======== Data excerpts ========

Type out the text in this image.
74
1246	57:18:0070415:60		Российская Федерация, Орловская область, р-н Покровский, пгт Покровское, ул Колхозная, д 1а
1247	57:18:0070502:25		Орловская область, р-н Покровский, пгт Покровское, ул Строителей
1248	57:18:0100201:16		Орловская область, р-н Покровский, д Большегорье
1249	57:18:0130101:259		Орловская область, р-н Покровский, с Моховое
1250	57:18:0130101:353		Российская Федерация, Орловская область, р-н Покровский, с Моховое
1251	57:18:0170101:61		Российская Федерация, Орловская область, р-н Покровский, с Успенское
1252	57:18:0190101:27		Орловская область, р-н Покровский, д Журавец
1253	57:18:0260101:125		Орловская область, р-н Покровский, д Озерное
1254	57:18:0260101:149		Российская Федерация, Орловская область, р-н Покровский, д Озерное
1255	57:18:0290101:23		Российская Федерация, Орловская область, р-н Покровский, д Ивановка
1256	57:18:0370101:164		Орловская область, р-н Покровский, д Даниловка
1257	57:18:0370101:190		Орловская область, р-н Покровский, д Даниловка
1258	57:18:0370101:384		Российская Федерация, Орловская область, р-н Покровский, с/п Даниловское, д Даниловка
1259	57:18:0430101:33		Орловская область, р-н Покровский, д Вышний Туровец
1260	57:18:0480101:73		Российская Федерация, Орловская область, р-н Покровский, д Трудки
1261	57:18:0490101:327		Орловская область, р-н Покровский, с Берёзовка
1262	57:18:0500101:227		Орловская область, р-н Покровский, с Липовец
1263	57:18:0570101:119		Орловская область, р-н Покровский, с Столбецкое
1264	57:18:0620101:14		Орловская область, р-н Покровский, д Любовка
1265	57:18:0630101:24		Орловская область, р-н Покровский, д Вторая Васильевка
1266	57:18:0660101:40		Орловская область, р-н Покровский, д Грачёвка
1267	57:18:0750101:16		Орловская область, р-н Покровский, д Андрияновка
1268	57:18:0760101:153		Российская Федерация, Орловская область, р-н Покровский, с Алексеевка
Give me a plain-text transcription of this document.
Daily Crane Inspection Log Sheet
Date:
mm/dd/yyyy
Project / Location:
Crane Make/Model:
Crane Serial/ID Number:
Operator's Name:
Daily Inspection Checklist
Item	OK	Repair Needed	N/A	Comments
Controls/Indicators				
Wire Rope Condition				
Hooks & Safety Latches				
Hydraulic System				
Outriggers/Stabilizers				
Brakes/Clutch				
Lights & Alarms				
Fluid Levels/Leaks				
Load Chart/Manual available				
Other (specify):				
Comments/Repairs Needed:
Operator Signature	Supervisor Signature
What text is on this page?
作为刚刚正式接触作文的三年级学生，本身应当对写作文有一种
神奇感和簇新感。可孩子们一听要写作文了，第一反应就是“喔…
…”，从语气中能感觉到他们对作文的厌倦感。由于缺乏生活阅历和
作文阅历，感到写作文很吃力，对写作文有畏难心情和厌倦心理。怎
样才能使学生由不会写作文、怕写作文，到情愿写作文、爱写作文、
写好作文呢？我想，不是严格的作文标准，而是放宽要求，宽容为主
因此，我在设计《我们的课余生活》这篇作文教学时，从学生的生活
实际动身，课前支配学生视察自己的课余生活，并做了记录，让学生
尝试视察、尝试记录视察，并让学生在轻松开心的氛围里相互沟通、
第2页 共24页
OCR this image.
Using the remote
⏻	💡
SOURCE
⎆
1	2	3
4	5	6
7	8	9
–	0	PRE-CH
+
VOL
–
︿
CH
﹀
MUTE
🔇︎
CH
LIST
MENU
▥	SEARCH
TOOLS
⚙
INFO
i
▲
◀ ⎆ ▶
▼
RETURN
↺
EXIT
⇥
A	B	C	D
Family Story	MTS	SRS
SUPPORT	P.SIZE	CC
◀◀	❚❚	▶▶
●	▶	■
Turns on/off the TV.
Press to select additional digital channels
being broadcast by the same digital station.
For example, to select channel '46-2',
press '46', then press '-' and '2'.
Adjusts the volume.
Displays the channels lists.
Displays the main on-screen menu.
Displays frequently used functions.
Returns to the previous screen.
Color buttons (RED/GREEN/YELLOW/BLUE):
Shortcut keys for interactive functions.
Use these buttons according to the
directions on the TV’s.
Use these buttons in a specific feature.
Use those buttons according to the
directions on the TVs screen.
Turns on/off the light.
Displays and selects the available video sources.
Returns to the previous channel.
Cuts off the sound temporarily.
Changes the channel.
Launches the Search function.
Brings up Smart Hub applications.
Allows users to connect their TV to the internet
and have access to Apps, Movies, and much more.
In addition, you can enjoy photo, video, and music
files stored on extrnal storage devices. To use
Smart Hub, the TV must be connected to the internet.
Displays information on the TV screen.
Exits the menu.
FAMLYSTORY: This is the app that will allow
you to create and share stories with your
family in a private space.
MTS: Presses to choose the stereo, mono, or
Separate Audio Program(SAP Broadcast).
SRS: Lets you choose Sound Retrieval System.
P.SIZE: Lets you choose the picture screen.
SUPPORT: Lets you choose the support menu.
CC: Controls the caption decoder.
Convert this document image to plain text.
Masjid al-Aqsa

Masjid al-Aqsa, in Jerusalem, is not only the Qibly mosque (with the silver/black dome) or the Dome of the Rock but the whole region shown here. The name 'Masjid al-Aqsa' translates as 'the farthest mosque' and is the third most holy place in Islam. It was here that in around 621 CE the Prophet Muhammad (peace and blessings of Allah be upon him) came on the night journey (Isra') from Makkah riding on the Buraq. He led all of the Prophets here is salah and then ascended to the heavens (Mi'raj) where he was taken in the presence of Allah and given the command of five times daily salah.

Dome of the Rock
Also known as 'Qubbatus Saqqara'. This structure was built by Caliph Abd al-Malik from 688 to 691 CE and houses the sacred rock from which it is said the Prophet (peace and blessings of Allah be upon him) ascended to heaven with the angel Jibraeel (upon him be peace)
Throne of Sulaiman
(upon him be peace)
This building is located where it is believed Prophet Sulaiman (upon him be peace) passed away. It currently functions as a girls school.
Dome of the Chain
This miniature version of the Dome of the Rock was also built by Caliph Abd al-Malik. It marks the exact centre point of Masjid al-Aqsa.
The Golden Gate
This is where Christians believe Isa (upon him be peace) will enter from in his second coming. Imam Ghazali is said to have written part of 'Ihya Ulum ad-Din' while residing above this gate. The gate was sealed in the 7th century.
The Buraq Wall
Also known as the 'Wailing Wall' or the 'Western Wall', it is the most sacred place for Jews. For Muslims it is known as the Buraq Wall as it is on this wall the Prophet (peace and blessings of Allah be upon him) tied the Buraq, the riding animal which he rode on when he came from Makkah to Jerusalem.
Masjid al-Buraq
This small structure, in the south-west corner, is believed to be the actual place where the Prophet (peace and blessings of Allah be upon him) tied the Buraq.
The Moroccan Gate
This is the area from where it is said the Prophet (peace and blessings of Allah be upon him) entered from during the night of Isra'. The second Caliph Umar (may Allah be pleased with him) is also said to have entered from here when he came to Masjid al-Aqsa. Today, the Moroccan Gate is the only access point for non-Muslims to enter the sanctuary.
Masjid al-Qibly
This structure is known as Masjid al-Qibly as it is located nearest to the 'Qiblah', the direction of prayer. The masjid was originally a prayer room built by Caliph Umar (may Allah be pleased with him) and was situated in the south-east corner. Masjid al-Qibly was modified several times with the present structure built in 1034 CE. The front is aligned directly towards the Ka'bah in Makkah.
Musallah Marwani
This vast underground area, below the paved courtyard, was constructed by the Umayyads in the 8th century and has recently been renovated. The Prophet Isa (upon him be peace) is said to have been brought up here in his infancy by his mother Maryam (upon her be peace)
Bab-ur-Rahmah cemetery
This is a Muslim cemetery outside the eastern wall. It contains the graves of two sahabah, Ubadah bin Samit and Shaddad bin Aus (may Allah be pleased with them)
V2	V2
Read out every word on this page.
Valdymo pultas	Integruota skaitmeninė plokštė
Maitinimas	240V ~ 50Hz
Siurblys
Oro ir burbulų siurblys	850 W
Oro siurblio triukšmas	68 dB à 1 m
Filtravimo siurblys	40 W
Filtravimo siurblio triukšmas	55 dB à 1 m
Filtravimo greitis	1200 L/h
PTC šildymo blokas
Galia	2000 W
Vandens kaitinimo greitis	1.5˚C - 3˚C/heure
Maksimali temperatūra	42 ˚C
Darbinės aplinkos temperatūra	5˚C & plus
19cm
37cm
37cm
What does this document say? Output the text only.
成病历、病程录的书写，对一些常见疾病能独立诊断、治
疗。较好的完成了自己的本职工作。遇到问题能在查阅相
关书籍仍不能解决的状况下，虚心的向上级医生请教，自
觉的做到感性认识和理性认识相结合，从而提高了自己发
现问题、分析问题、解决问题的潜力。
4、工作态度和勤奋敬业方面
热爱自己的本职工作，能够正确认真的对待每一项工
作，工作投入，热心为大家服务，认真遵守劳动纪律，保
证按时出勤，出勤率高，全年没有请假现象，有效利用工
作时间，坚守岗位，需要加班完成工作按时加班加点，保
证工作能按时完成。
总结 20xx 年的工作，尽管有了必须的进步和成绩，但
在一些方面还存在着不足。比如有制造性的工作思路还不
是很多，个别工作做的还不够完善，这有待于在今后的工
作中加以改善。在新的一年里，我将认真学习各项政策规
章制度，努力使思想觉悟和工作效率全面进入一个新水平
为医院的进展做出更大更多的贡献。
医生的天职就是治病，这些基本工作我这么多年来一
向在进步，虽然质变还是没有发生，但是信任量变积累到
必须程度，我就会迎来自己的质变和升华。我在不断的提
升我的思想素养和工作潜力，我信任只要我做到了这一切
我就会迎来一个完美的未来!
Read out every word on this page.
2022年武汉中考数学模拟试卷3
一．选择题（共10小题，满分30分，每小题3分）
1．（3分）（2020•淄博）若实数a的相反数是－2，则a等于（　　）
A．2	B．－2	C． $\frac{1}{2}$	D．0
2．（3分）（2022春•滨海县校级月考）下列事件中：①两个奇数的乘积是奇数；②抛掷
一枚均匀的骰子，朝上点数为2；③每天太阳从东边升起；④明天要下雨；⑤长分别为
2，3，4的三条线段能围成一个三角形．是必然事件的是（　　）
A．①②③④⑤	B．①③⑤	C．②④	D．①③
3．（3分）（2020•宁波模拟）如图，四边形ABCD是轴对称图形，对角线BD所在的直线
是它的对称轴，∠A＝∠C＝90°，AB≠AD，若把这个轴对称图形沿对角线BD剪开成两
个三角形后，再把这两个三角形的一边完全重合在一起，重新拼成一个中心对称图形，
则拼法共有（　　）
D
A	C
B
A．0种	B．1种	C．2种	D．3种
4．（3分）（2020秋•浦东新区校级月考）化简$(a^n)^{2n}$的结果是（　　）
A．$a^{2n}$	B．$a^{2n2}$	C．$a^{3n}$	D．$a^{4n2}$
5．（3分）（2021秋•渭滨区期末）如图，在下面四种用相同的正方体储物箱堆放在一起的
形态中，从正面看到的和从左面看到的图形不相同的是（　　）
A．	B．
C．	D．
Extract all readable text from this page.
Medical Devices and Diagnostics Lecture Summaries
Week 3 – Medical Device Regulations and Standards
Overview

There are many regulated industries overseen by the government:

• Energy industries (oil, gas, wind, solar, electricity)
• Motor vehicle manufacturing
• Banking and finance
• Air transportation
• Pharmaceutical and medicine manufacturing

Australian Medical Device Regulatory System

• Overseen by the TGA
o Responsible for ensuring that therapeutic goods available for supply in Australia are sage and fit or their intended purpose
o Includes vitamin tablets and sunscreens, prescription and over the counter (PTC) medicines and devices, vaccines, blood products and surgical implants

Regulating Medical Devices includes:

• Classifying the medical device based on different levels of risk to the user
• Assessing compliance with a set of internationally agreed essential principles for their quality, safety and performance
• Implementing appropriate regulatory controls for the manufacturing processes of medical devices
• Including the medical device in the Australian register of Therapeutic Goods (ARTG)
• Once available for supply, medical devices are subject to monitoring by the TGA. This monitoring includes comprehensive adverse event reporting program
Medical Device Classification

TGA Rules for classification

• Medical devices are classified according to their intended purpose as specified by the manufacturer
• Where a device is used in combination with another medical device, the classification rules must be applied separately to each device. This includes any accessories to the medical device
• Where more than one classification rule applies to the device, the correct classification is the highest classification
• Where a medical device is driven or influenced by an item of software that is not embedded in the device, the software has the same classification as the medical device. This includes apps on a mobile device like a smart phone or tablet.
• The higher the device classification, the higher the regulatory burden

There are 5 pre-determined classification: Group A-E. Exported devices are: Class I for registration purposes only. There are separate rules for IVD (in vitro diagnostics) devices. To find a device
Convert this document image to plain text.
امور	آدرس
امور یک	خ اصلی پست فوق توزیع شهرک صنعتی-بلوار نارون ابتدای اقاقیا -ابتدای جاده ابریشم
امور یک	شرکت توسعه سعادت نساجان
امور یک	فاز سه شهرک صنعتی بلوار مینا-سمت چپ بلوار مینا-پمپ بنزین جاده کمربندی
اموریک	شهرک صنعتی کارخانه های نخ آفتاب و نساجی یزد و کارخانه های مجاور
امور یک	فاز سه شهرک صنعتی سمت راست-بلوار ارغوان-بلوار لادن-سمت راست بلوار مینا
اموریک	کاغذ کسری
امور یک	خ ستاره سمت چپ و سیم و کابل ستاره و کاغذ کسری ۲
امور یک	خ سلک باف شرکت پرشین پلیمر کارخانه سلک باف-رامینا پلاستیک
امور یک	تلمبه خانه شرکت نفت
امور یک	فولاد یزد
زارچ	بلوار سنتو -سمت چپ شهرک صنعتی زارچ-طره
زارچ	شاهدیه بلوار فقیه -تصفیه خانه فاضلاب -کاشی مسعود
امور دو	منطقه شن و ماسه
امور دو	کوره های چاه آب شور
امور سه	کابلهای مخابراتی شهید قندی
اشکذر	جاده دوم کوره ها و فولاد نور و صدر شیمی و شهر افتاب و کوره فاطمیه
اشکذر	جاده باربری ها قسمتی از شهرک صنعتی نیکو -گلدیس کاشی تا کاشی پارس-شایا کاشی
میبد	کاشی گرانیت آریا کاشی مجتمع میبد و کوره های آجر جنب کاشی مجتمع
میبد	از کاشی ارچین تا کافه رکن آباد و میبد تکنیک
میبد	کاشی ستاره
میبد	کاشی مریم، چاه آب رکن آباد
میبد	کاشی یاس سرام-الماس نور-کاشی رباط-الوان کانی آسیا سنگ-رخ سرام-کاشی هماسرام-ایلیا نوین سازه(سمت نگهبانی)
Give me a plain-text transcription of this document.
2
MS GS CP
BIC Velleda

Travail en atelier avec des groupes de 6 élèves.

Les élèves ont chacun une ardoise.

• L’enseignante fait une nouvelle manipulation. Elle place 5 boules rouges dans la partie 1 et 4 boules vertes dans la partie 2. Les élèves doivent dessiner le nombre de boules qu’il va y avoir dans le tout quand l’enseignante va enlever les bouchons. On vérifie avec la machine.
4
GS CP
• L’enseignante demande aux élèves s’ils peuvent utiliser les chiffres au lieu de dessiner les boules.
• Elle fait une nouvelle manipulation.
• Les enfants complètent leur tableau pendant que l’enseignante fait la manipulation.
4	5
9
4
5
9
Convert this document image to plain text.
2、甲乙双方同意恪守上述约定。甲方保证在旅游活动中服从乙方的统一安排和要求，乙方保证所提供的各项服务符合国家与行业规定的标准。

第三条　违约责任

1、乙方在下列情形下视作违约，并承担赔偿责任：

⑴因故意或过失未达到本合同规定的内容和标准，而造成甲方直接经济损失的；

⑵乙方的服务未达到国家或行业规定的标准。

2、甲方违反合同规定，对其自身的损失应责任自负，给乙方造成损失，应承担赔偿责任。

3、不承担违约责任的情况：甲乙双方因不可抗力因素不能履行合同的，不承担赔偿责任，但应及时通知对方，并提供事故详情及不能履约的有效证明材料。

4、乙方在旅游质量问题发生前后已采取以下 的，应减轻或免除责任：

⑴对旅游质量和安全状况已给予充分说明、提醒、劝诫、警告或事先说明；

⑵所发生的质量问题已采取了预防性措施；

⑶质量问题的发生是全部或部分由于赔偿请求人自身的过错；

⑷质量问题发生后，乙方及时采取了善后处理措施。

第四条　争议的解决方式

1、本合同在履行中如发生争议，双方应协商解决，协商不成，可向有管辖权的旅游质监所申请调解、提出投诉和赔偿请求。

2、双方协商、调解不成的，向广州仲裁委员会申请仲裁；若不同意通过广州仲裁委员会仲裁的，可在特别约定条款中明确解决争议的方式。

========

- Given task:
The answer is one number: how many lines of the material above contain "same".

- Task result:
2